Requirement: Skip all pictures, then print the remaining material exactly.
**** Data for this task
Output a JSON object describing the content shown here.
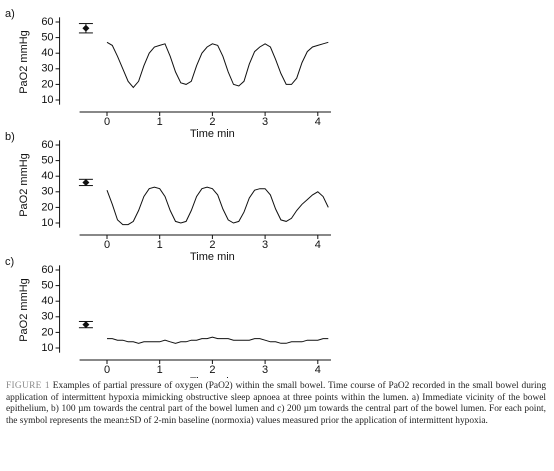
{
  "chart_data": [
    {
      "type": "line",
      "panel_label": "a)",
      "y_label": "PaO2 mmHg",
      "x_label": "Time min",
      "xlim": [
        -0.9,
        4.25
      ],
      "ylim": [
        7,
        63
      ],
      "xticks": [
        0,
        1,
        2,
        3,
        4
      ],
      "yticks": [
        10,
        20,
        30,
        40,
        50,
        60
      ],
      "x": [
        0,
        0.1,
        0.2,
        0.3,
        0.4,
        0.5,
        0.6,
        0.7,
        0.8,
        0.9,
        1,
        1.1,
        1.2,
        1.3,
        1.4,
        1.5,
        1.6,
        1.7,
        1.8,
        1.9,
        2,
        2.1,
        2.2,
        2.3,
        2.4,
        2.5,
        2.6,
        2.7,
        2.8,
        2.9,
        3,
        3.1,
        3.2,
        3.3,
        3.4,
        3.5,
        3.6,
        3.7,
        3.8,
        3.9,
        4,
        4.1,
        4.2
      ],
      "series": [
        {
          "color": "#111111",
          "values": [
            47,
            45,
            38,
            30,
            22,
            18,
            22,
            32,
            40,
            44,
            45,
            46,
            38,
            28,
            21,
            20,
            22,
            32,
            40,
            44,
            46,
            45,
            38,
            28,
            20,
            19,
            22,
            33,
            41,
            44,
            46,
            44,
            36,
            27,
            20,
            20,
            24,
            34,
            41,
            44,
            45,
            46,
            47
          ]
        }
      ],
      "baseline": {
        "x": -0.4,
        "y": 56,
        "error": 3
      }
    },
    {
      "type": "line",
      "panel_label": "b)",
      "y_label": "PaO2 mmHg",
      "x_label": "Time min",
      "xlim": [
        -0.9,
        4.25
      ],
      "ylim": [
        7,
        63
      ],
      "xticks": [
        0,
        1,
        2,
        3,
        4
      ],
      "yticks": [
        10,
        20,
        30,
        40,
        50,
        60
      ],
      "x": [
        0,
        0.1,
        0.2,
        0.3,
        0.4,
        0.5,
        0.6,
        0.7,
        0.8,
        0.9,
        1,
        1.1,
        1.2,
        1.3,
        1.4,
        1.5,
        1.6,
        1.7,
        1.8,
        1.9,
        2,
        2.1,
        2.2,
        2.3,
        2.4,
        2.5,
        2.6,
        2.7,
        2.8,
        2.9,
        3,
        3.1,
        3.2,
        3.3,
        3.4,
        3.5,
        3.6,
        3.7,
        3.8,
        3.9,
        4,
        4.1,
        4.2
      ],
      "series": [
        {
          "color": "#111111",
          "values": [
            31,
            22,
            12,
            9,
            9,
            11,
            18,
            27,
            32,
            33,
            32,
            27,
            18,
            11,
            10,
            11,
            18,
            27,
            32,
            33,
            32,
            28,
            19,
            12,
            10,
            11,
            17,
            26,
            31,
            32,
            32,
            28,
            19,
            12,
            11,
            13,
            18,
            22,
            25,
            28,
            30,
            27,
            20
          ]
        }
      ],
      "baseline": {
        "x": -0.4,
        "y": 36,
        "error": 2
      }
    },
    {
      "type": "line",
      "panel_label": "c)",
      "y_label": "PaO2 mmHg",
      "x_label": "Time min",
      "xlim": [
        -0.9,
        4.25
      ],
      "ylim": [
        7,
        63
      ],
      "xticks": [
        0,
        1,
        2,
        3,
        4
      ],
      "yticks": [
        10,
        20,
        30,
        40,
        50,
        60
      ],
      "x": [
        0,
        0.1,
        0.2,
        0.3,
        0.4,
        0.5,
        0.6,
        0.7,
        0.8,
        0.9,
        1,
        1.1,
        1.2,
        1.3,
        1.4,
        1.5,
        1.6,
        1.7,
        1.8,
        1.9,
        2,
        2.1,
        2.2,
        2.3,
        2.4,
        2.5,
        2.6,
        2.7,
        2.8,
        2.9,
        3,
        3.1,
        3.2,
        3.3,
        3.4,
        3.5,
        3.6,
        3.7,
        3.8,
        3.9,
        4,
        4.1,
        4.2
      ],
      "series": [
        {
          "color": "#111111",
          "values": [
            16,
            16,
            15,
            15,
            14,
            14,
            13,
            14,
            14,
            14,
            14,
            15,
            14,
            13,
            14,
            14,
            15,
            15,
            16,
            16,
            17,
            16,
            16,
            16,
            15,
            15,
            15,
            15,
            16,
            16,
            15,
            14,
            14,
            13,
            13,
            14,
            14,
            14,
            15,
            15,
            15,
            16,
            16
          ]
        }
      ],
      "baseline": {
        "x": -0.4,
        "y": 25,
        "error": 2
      }
    }
  ],
  "caption": {
    "label": "FIGURE 1",
    "text": "Examples of partial pressure of oxygen (PaO2) within the small bowel. Time course of PaO2 recorded in the small bowel during application of intermittent hypoxia mimicking obstructive sleep apnoea at three points within the lumen. a) Immediate vicinity of the bowel epithelium, b) 100 µm towards the central part of the bowel lumen and c) 200 µm towards the central part of the bowel lumen. For each point, the symbol represents the mean±SD of 2-min baseline (normoxia) values measured prior the application of intermittent hypoxia."
  }
}
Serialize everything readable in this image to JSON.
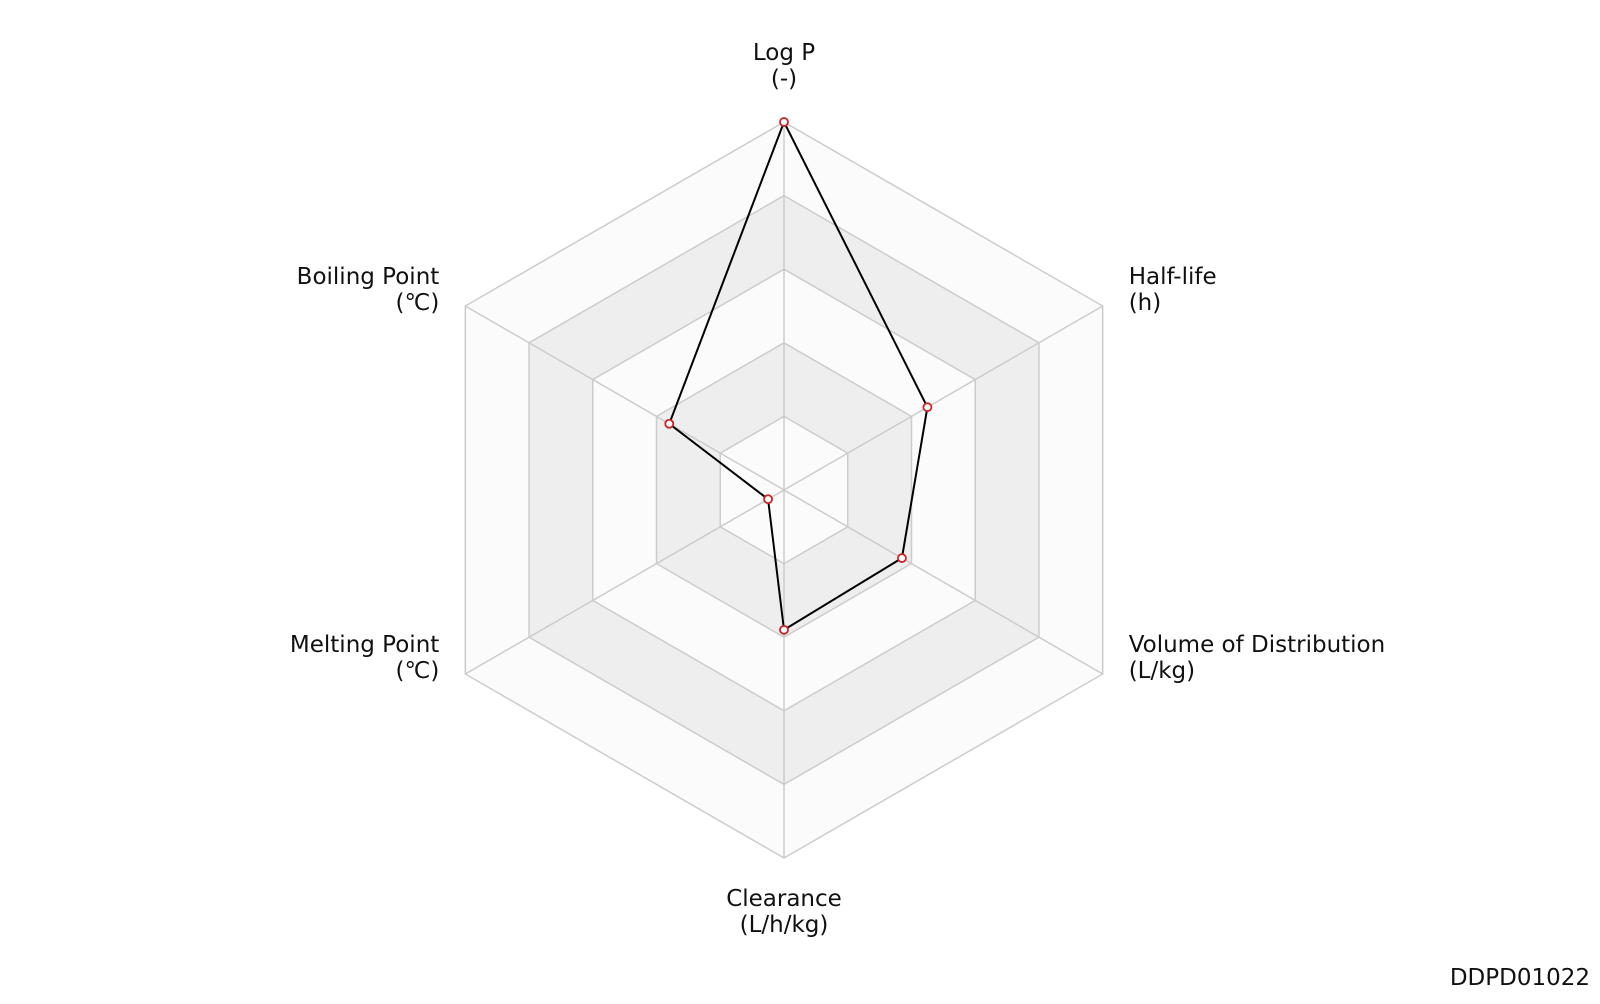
{
  "chart_data": {
    "type": "radar",
    "axes": [
      {
        "name": "Log P",
        "unit": "(-)"
      },
      {
        "name": "Half-life",
        "unit": "(h)"
      },
      {
        "name": "Volume of Distribution",
        "unit": "(L/kg)"
      },
      {
        "name": "Clearance",
        "unit": "(L/h/kg)"
      },
      {
        "name": "Melting Point",
        "unit": "(℃)"
      },
      {
        "name": "Boiling Point",
        "unit": "(℃)"
      }
    ],
    "values": [
      1.0,
      0.45,
      0.37,
      0.38,
      0.05,
      0.36
    ],
    "rlim": [
      0,
      1
    ],
    "rings": 5,
    "line_color": "#000000",
    "marker_color": "#cc2222",
    "band_colors": [
      "#fbfbfb",
      "#eeeeee"
    ]
  },
  "footer": {
    "id": "DDPD01022"
  }
}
********
Reply to the exercise:
Output a JSON object describing the content shown here.
{
  "chart_data": [
    {
      "type": "line",
      "panel_label": "a)",
      "y_label": "PaO2 mmHg",
      "x_label": "Time min",
      "xlim": [
        -0.9,
        4.25
      ],
      "ylim": [
        7,
        63
      ],
      "xticks": [
        0,
        1,
        2,
        3,
        4
      ],
      "yticks": [
        10,
        20,
        30,
        40,
        50,
        60
      ],
      "x": [
        0,
        0.1,
        0.2,
        0.3,
        0.4,
        0.5,
        0.6,
        0.7,
        0.8,
        0.9,
        1,
        1.1,
        1.2,
        1.3,
        1.4,
        1.5,
        1.6,
        1.7,
        1.8,
        1.9,
        2,
        2.1,
        2.2,
        2.3,
        2.4,
        2.5,
        2.6,
        2.7,
        2.8,
        2.9,
        3,
        3.1,
        3.2,
        3.3,
        3.4,
        3.5,
        3.6,
        3.7,
        3.8,
        3.9,
        4,
        4.1,
        4.2
      ],
      "series": [
        {
          "color": "#111111",
          "values": [
            47,
            45,
            38,
            30,
            22,
            18,
            22,
            32,
            40,
            44,
            45,
            46,
            38,
            28,
            21,
            20,
            22,
            32,
            40,
            44,
            46,
            45,
            38,
            28,
            20,
            19,
            22,
            33,
            41,
            44,
            46,
            44,
            36,
            27,
            20,
            20,
            24,
            34,
            41,
            44,
            45,
            46,
            47
          ]
        }
      ],
      "baseline": {
        "x": -0.4,
        "y": 56,
        "error": 3
      }
    },
    {
      "type": "line",
      "panel_label": "b)",
      "y_label": "PaO2 mmHg",
      "x_label": "Time min",
      "xlim": [
        -0.9,
        4.25
      ],
      "ylim": [
        7,
        63
      ],
      "xticks": [
        0,
        1,
        2,
        3,
        4
      ],
      "yticks": [
        10,
        20,
        30,
        40,
        50,
        60
      ],
      "x": [
        0,
        0.1,
        0.2,
        0.3,
        0.4,
        0.5,
        0.6,
        0.7,
        0.8,
        0.9,
        1,
        1.1,
        1.2,
        1.3,
        1.4,
        1.5,
        1.6,
        1.7,
        1.8,
        1.9,
        2,
        2.1,
        2.2,
        2.3,
        2.4,
        2.5,
        2.6,
        2.7,
        2.8,
        2.9,
        3,
        3.1,
        3.2,
        3.3,
        3.4,
        3.5,
        3.6,
        3.7,
        3.8,
        3.9,
        4,
        4.1,
        4.2
      ],
      "series": [
        {
          "color": "#111111",
          "values": [
            31,
            22,
            12,
            9,
            9,
            11,
            18,
            27,
            32,
            33,
            32,
            27,
            18,
            11,
            10,
            11,
            18,
            27,
            32,
            33,
            32,
            28,
            19,
            12,
            10,
            11,
            17,
            26,
            31,
            32,
            32,
            28,
            19,
            12,
            11,
            13,
            18,
            22,
            25,
            28,
            30,
            27,
            20
          ]
        }
      ],
      "baseline": {
        "x": -0.4,
        "y": 36,
        "error": 2
      }
    },
    {
      "type": "line",
      "panel_label": "c)",
      "y_label": "PaO2 mmHg",
      "x_label": "Time min",
      "xlim": [
        -0.9,
        4.25
      ],
      "ylim": [
        7,
        63
      ],
      "xticks": [
        0,
        1,
        2,
        3,
        4
      ],
      "yticks": [
        10,
        20,
        30,
        40,
        50,
        60
      ],
      "x": [
        0,
        0.1,
        0.2,
        0.3,
        0.4,
        0.5,
        0.6,
        0.7,
        0.8,
        0.9,
        1,
        1.1,
        1.2,
        1.3,
        1.4,
        1.5,
        1.6,
        1.7,
        1.8,
        1.9,
        2,
        2.1,
        2.2,
        2.3,
        2.4,
        2.5,
        2.6,
        2.7,
        2.8,
        2.9,
        3,
        3.1,
        3.2,
        3.3,
        3.4,
        3.5,
        3.6,
        3.7,
        3.8,
        3.9,
        4,
        4.1,
        4.2
      ],
      "series": [
        {
          "color": "#111111",
          "values": [
            16,
            16,
            15,
            15,
            14,
            14,
            13,
            14,
            14,
            14,
            14,
            15,
            14,
            13,
            14,
            14,
            15,
            15,
            16,
            16,
            17,
            16,
            16,
            16,
            15,
            15,
            15,
            15,
            16,
            16,
            15,
            14,
            14,
            13,
            13,
            14,
            14,
            14,
            15,
            15,
            15,
            16,
            16
          ]
        }
      ],
      "baseline": {
        "x": -0.4,
        "y": 25,
        "error": 2
      }
    }
  ],
  "caption": {
    "label": "FIGURE 1",
    "text": "Examples of partial pressure of oxygen (PaO2) within the small bowel. Time course of PaO2 recorded in the small bowel during application of intermittent hypoxia mimicking obstructive sleep apnoea at three points within the lumen. a) Immediate vicinity of the bowel epithelium, b) 100 µm towards the central part of the bowel lumen and c) 200 µm towards the central part of the bowel lumen. For each point, the symbol represents the mean±SD of 2-min baseline (normoxia) values measured prior the application of intermittent hypoxia."
  }
}
Serialize everything readable in this image to JSON.
{
  "chart_data": {
    "type": "radar",
    "axes": [
      {
        "name": "Log P",
        "unit": "(-)"
      },
      {
        "name": "Half-life",
        "unit": "(h)"
      },
      {
        "name": "Volume of Distribution",
        "unit": "(L/kg)"
      },
      {
        "name": "Clearance",
        "unit": "(L/h/kg)"
      },
      {
        "name": "Melting Point",
        "unit": "(℃)"
      },
      {
        "name": "Boiling Point",
        "unit": "(℃)"
      }
    ],
    "values": [
      1.0,
      0.45,
      0.37,
      0.38,
      0.05,
      0.36
    ],
    "rlim": [
      0,
      1
    ],
    "rings": 5,
    "line_color": "#000000",
    "marker_color": "#cc2222",
    "band_colors": [
      "#fbfbfb",
      "#eeeeee"
    ]
  },
  "footer": {
    "id": "DDPD01022"
  }
}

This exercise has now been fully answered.